**What is being asked:**
Below are some records. Pull every line that contains the word "losing".

Stored data entries:
━━━

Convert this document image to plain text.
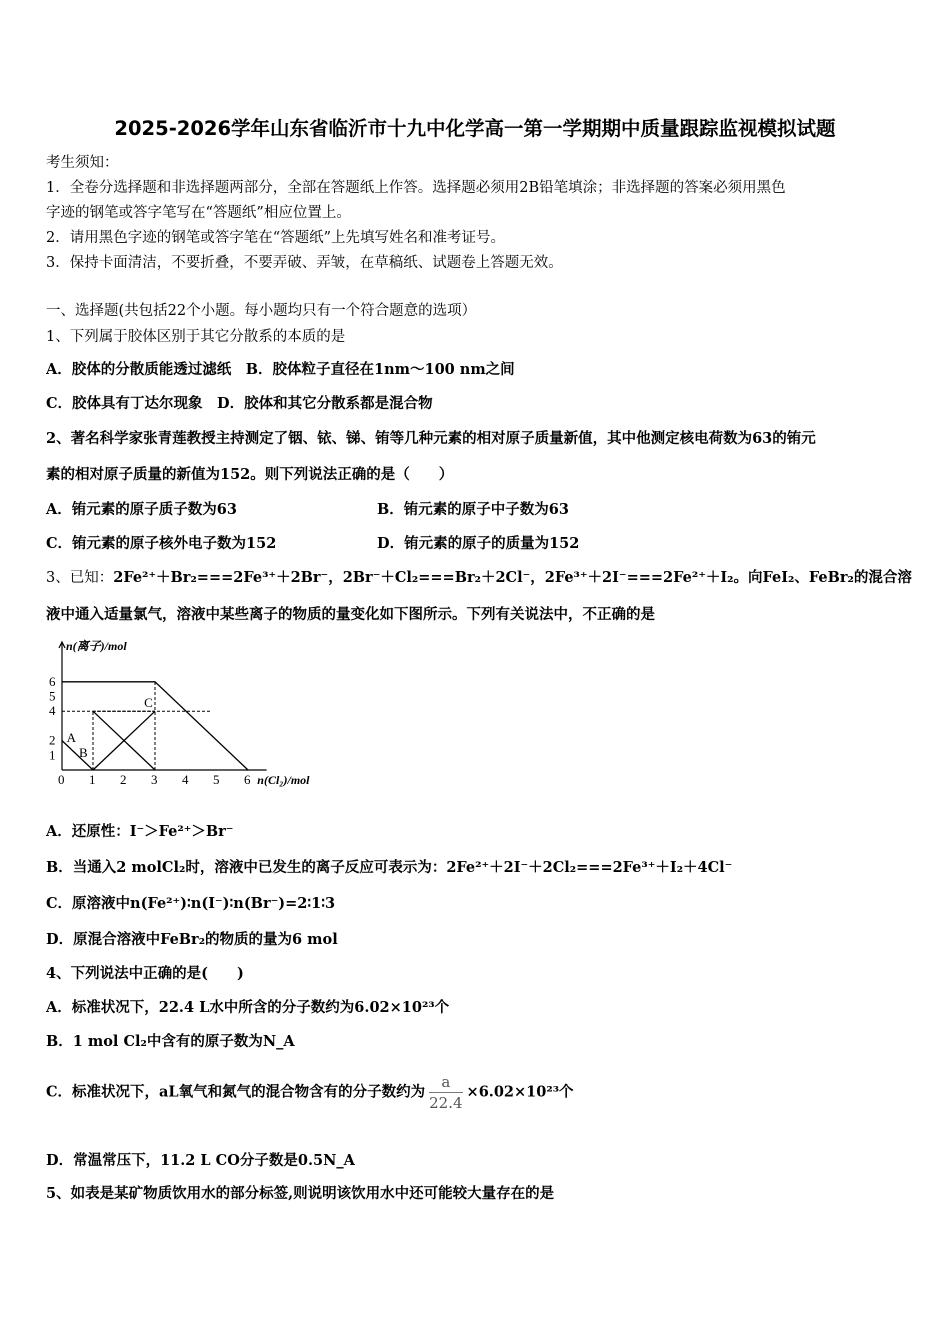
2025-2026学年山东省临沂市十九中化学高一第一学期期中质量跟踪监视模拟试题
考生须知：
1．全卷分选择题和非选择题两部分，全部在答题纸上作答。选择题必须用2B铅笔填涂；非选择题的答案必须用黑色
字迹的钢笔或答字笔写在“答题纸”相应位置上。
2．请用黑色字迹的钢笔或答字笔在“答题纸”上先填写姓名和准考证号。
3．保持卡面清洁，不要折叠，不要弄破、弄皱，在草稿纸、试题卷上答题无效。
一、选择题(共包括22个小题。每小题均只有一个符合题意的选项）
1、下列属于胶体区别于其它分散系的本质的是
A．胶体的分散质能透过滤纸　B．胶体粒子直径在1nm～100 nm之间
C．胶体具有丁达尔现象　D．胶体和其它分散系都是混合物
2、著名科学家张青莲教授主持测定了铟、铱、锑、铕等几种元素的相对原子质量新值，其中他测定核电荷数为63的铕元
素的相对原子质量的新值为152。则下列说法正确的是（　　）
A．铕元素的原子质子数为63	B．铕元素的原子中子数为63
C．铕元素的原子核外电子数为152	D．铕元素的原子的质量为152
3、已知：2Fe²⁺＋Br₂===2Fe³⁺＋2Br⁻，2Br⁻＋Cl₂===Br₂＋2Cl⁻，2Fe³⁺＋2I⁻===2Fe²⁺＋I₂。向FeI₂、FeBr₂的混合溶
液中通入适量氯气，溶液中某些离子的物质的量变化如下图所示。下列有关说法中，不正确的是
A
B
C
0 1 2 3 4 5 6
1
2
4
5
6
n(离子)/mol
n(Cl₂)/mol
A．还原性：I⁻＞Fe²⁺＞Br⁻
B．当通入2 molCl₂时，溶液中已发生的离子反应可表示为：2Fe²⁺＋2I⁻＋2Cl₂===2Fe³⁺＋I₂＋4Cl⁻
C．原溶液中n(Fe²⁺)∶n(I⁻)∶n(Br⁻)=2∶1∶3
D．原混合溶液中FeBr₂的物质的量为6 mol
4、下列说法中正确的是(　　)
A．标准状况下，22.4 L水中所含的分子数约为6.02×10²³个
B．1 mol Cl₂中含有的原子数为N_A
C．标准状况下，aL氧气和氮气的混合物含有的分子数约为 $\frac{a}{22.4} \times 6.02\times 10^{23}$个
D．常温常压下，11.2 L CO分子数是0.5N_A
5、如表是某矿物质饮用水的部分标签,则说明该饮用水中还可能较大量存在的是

━━━

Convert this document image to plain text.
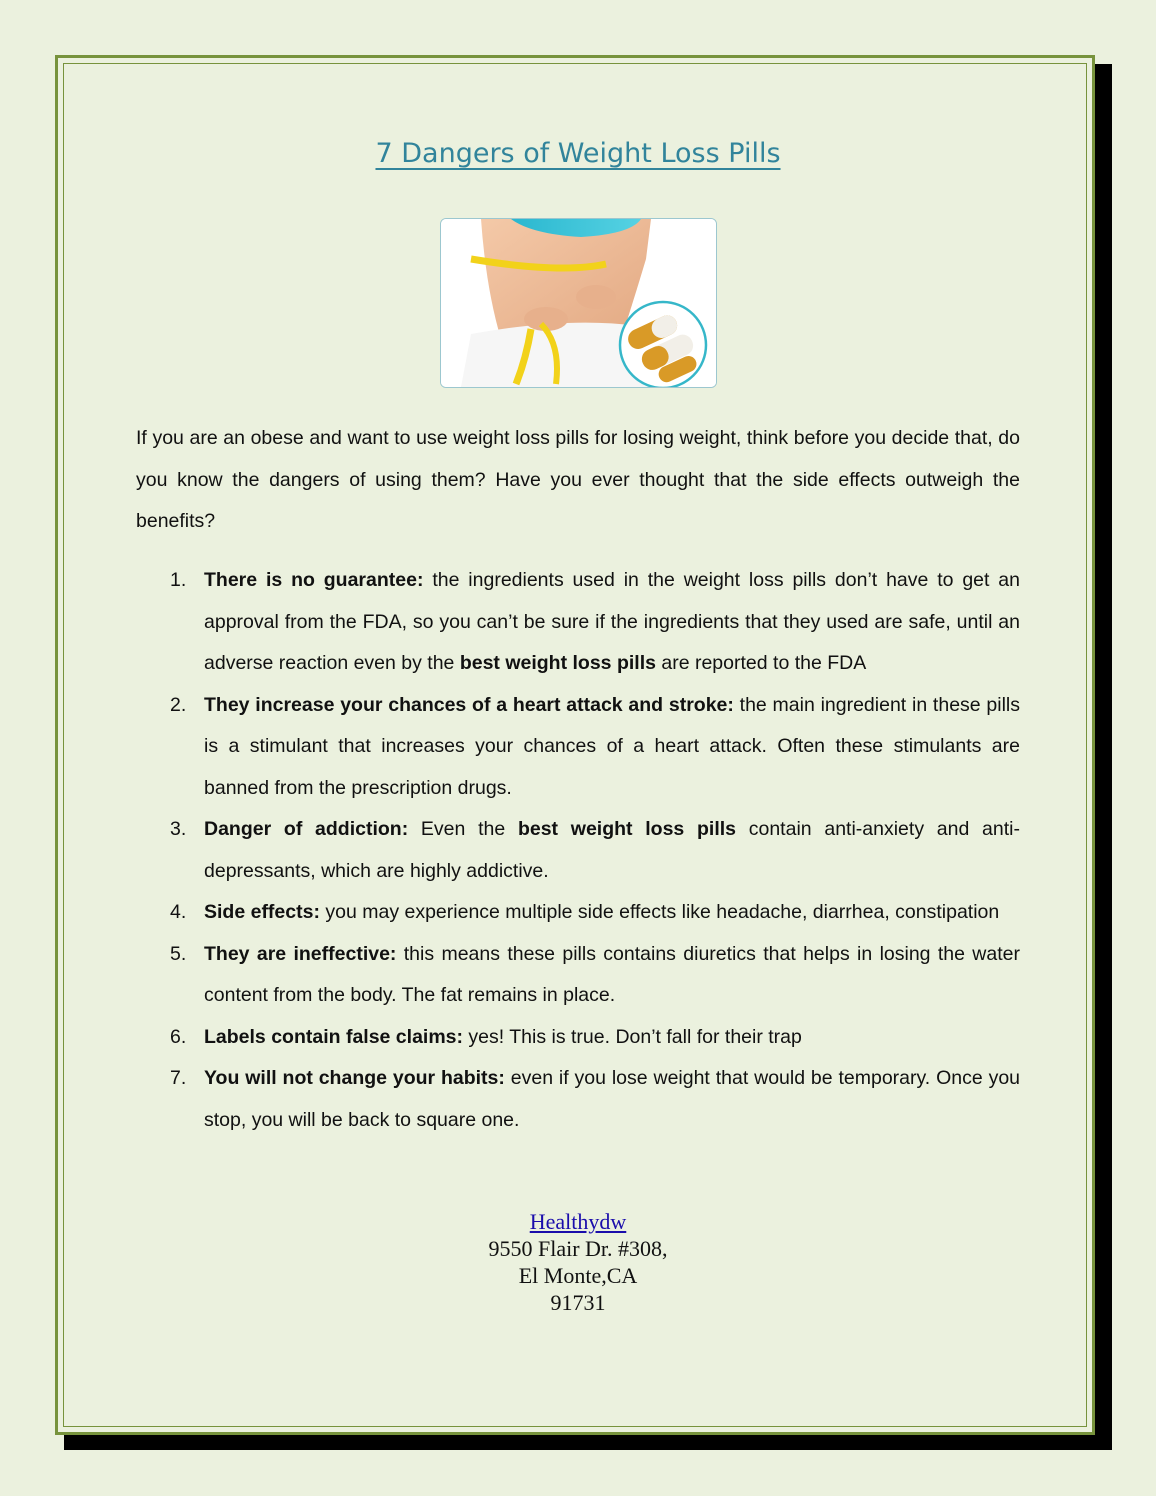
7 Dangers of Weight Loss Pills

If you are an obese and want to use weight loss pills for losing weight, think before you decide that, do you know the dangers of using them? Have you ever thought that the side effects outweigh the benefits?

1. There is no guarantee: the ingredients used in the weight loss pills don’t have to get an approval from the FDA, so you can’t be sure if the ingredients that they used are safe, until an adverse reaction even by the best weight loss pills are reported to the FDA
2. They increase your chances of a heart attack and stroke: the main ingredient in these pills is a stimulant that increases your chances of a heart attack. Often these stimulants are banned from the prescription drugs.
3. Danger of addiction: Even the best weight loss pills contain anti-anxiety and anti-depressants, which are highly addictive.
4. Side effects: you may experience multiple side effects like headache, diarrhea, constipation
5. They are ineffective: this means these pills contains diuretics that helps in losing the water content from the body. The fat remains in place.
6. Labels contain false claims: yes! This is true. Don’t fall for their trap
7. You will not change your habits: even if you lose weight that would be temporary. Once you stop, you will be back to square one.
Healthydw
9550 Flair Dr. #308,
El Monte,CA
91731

━━━

**Answer to the task:**
If you are an obese and want to use weight loss pills for losing weight, think before you decide that, do you know the dangers of using them? Have you ever thought that the side effects outweigh the benefits?
5. They are ineffective: this means these pills contains diuretics that helps in losing the water content from the body. The fat remains in place.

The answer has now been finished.